Your goal: Copy each line of the records that holds the string "Station".

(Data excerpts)
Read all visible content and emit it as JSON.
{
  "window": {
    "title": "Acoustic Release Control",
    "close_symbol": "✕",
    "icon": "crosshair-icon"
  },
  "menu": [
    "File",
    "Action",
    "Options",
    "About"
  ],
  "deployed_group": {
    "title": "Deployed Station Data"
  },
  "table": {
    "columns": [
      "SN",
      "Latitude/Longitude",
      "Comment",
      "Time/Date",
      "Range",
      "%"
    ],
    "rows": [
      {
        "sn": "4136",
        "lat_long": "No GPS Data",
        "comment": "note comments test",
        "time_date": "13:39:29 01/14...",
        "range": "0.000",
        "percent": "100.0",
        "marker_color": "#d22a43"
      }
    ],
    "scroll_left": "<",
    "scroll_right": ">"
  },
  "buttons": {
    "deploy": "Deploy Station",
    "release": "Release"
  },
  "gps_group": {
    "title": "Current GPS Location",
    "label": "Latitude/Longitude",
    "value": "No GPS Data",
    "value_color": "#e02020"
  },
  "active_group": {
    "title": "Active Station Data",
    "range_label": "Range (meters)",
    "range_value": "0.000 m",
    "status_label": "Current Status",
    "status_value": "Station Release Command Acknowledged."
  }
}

Solved problem:
    "title": "Deployed Station Data"
    "deploy": "Deploy Station",
    "title": "Active Station Data",
    "status_value": "Station Release Command Acknowledged."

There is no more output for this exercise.